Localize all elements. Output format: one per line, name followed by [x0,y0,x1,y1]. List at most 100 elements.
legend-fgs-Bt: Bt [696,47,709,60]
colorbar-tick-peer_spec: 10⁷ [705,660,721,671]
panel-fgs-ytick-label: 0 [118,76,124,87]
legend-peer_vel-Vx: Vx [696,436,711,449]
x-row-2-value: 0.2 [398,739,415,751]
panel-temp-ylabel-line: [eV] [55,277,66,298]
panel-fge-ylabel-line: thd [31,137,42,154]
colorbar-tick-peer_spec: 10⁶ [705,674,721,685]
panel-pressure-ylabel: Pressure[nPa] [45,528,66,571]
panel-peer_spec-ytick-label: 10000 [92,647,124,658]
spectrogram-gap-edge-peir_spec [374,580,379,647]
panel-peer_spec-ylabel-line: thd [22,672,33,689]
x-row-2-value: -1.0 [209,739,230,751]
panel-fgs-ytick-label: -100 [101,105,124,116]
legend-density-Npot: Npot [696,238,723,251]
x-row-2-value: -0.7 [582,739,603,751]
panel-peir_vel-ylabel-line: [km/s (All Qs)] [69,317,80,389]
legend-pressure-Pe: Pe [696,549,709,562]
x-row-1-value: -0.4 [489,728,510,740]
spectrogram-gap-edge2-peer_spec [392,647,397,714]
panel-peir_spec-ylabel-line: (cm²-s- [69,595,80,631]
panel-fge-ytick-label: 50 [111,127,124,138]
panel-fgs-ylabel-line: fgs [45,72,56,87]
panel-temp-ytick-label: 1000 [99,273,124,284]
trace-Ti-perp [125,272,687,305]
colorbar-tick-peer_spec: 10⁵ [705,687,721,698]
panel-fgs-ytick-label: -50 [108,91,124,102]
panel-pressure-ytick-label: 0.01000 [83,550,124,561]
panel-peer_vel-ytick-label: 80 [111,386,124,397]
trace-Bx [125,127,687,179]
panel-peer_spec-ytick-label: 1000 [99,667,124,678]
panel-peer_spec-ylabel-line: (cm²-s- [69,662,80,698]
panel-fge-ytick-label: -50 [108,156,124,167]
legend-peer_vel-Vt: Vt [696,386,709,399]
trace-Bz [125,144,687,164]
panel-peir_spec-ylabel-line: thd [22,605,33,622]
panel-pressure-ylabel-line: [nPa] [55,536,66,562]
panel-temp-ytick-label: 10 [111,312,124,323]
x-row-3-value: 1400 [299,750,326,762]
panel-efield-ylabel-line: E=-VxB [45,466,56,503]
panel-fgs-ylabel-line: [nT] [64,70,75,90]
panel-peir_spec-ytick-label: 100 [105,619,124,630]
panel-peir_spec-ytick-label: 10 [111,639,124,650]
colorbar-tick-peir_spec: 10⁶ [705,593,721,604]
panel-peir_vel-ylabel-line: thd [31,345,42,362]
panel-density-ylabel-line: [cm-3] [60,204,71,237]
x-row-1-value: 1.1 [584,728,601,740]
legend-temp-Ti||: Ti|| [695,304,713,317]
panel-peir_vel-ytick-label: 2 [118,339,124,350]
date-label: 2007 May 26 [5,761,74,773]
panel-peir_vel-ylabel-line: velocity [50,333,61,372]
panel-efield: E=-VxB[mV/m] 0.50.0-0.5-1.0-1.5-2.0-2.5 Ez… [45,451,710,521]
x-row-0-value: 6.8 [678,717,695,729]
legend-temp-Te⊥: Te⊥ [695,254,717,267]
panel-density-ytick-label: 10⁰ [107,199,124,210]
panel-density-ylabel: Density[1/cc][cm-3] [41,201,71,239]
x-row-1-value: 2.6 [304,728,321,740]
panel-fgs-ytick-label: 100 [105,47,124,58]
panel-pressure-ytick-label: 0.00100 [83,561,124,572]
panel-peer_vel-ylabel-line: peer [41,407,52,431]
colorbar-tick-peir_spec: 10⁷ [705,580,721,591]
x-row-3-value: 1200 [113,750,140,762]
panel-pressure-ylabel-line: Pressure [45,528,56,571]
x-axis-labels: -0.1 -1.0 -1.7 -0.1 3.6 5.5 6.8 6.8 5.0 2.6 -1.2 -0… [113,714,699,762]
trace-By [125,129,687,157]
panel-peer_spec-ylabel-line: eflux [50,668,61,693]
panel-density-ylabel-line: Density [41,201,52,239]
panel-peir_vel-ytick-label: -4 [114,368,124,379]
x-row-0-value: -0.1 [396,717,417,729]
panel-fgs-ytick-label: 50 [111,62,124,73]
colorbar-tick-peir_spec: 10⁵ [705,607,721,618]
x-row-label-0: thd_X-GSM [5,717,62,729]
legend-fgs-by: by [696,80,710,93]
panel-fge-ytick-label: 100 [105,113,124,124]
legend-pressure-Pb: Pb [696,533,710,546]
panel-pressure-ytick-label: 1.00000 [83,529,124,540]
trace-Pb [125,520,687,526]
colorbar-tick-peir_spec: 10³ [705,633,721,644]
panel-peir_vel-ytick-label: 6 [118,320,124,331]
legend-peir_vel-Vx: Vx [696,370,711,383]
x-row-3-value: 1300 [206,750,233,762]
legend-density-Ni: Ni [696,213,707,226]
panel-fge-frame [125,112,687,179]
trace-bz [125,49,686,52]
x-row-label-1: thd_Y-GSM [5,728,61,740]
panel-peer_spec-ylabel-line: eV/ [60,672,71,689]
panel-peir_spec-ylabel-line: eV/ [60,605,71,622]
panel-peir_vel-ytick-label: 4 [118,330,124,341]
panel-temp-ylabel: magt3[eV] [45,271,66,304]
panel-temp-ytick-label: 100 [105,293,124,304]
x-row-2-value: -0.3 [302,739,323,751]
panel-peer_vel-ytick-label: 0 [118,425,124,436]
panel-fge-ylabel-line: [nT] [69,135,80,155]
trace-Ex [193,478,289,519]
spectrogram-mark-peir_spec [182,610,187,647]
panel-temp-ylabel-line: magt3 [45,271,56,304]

==========

What the task asks:
Rewrite the records above, putting "Locate" wherever "Localize" appears and keeping everything else the same.

Output below:
Locate all elements. Output format: one per line, name followed by [x0,y0,x1,y1]. List at most 100 elements.
legend-fgs-Bt: Bt [696,47,709,60]
colorbar-tick-peer_spec: 10⁷ [705,660,721,671]
panel-fgs-ytick-label: 0 [118,76,124,87]
legend-peer_vel-Vx: Vx [696,436,711,449]
x-row-2-value: 0.2 [398,739,415,751]
panel-temp-ylabel-line: [eV] [55,277,66,298]
panel-fge-ylabel-line: thd [31,137,42,154]
colorbar-tick-peer_spec: 10⁶ [705,674,721,685]
panel-pressure-ylabel: Pressure[nPa] [45,528,66,571]
panel-peer_spec-ytick-label: 10000 [92,647,124,658]
spectrogram-gap-edge-peir_spec [374,580,379,647]
panel-peer_spec-ylabel-line: thd [22,672,33,689]
x-row-2-value: -1.0 [209,739,230,751]
panel-fgs-ytick-label: -100 [101,105,124,116]
legend-density-Npot: Npot [696,238,723,251]
x-row-2-value: -0.7 [582,739,603,751]
panel-peir_vel-ylabel-line: [km/s (All Qs)] [69,317,80,389]
legend-pressure-Pe: Pe [696,549,709,562]
x-row-1-value: -0.4 [489,728,510,740]
spectrogram-gap-edge2-peer_spec [392,647,397,714]
panel-peir_spec-ylabel-line: (cm²-s- [69,595,80,631]
panel-fge-ytick-label: 50 [111,127,124,138]
panel-fgs-ylabel-line: fgs [45,72,56,87]
panel-temp-ytick-label: 1000 [99,273,124,284]
trace-Ti-perp [125,272,687,305]
colorbar-tick-peer_spec: 10⁵ [705,687,721,698]
panel-fgs-ytick-label: -50 [108,91,124,102]
panel-pressure-ytick-label: 0.01000 [83,550,124,561]
panel-peer_vel-ytick-label: 80 [111,386,124,397]
trace-Bx [125,127,687,179]
panel-peer_spec-ytick-label: 1000 [99,667,124,678]
panel-peer_spec-ylabel-line: (cm²-s- [69,662,80,698]
panel-fge-ytick-label: -50 [108,156,124,167]
legend-peer_vel-Vt: Vt [696,386,709,399]
trace-Bz [125,144,687,164]
panel-peir_spec-ylabel-line: thd [22,605,33,622]
panel-pressure-ylabel-line: [nPa] [55,536,66,562]
panel-temp-ytick-label: 10 [111,312,124,323]
x-row-3-value: 1400 [299,750,326,762]
panel-efield-ylabel-line: E=-VxB [45,466,56,503]
panel-fgs-ylabel-line: [nT] [64,70,75,90]
panel-peir_spec-ytick-label: 100 [105,619,124,630]
panel-peir_spec-ytick-label: 10 [111,639,124,650]
colorbar-tick-peir_spec: 10⁶ [705,593,721,604]
panel-peir_vel-ylabel-line: thd [31,345,42,362]
panel-density-ylabel-line: [cm-3] [60,204,71,237]
x-row-1-value: 1.1 [584,728,601,740]
legend-temp-Ti||: Ti|| [695,304,713,317]
panel-peir_vel-ytick-label: 2 [118,339,124,350]
date-label: 2007 May 26 [5,761,74,773]
panel-peir_vel-ylabel-line: velocity [50,333,61,372]
panel-efield: E=-VxB[mV/m] 0.50.0-0.5-1.0-1.5-2.0-2.5 Ez… [45,451,710,521]
x-row-0-value: 6.8 [678,717,695,729]
legend-temp-Te⊥: Te⊥ [695,254,717,267]
panel-density-ytick-label: 10⁰ [107,199,124,210]
panel-density-ylabel: Density[1/cc][cm-3] [41,201,71,239]
x-row-1-value: 2.6 [304,728,321,740]
panel-fgs-ytick-label: 100 [105,47,124,58]
panel-pressure-ytick-label: 0.00100 [83,561,124,572]
panel-peer_vel-ylabel-line: peer [41,407,52,431]
colorbar-tick-peir_spec: 10⁷ [705,580,721,591]
x-row-3-value: 1200 [113,750,140,762]
panel-pressure-ylabel-line: Pressure [45,528,56,571]
x-axis-labels: -0.1 -1.0 -1.7 -0.1 3.6 5.5 6.8 6.8 5.0 2.6 -1.2 -0… [113,714,699,762]
trace-By [125,129,687,157]
panel-peer_spec-ylabel-line: eflux [50,668,61,693]
panel-density-ylabel-line: Density [41,201,52,239]
panel-peir_vel-ytick-label: -4 [114,368,124,379]
x-row-0-value: -0.1 [396,717,417,729]
panel-fgs-ytick-label: 50 [111,62,124,73]
colorbar-tick-peir_spec: 10⁵ [705,607,721,618]
x-row-label-0: thd_X-GSM [5,717,62,729]
legend-fgs-by: by [696,80,710,93]
panel-fge-ytick-label: 100 [105,113,124,124]
legend-pressure-Pb: Pb [696,533,710,546]
panel-pressure-ytick-label: 1.00000 [83,529,124,540]
trace-Pb [125,520,687,526]
colorbar-tick-peir_spec: 10³ [705,633,721,644]
panel-peir_vel-ytick-label: 6 [118,320,124,331]
legend-peir_vel-Vx: Vx [696,370,711,383]
x-row-3-value: 1300 [206,750,233,762]
legend-density-Ni: Ni [696,213,707,226]
panel-fge-frame [125,112,687,179]
trace-bz [125,49,686,52]
x-row-label-1: thd_Y-GSM [5,728,61,740]
panel-peer_spec-ylabel-line: eV/ [60,672,71,689]
panel-peir_spec-ylabel-line: eV/ [60,605,71,622]
panel-peir_vel-ytick-label: 4 [118,330,124,341]
panel-temp-ylabel: magt3[eV] [45,271,66,304]
panel-temp-ytick-label: 100 [105,293,124,304]
x-row-2-value: -0.3 [302,739,323,751]
panel-peer_vel-ytick-label: 0 [118,425,124,436]
panel-fge-ylabel-line: [nT] [69,135,80,155]
trace-Ex [193,478,289,519]
spectrogram-mark-peir_spec [182,610,187,647]
panel-temp-ylabel-line: magt3 [45,271,56,304]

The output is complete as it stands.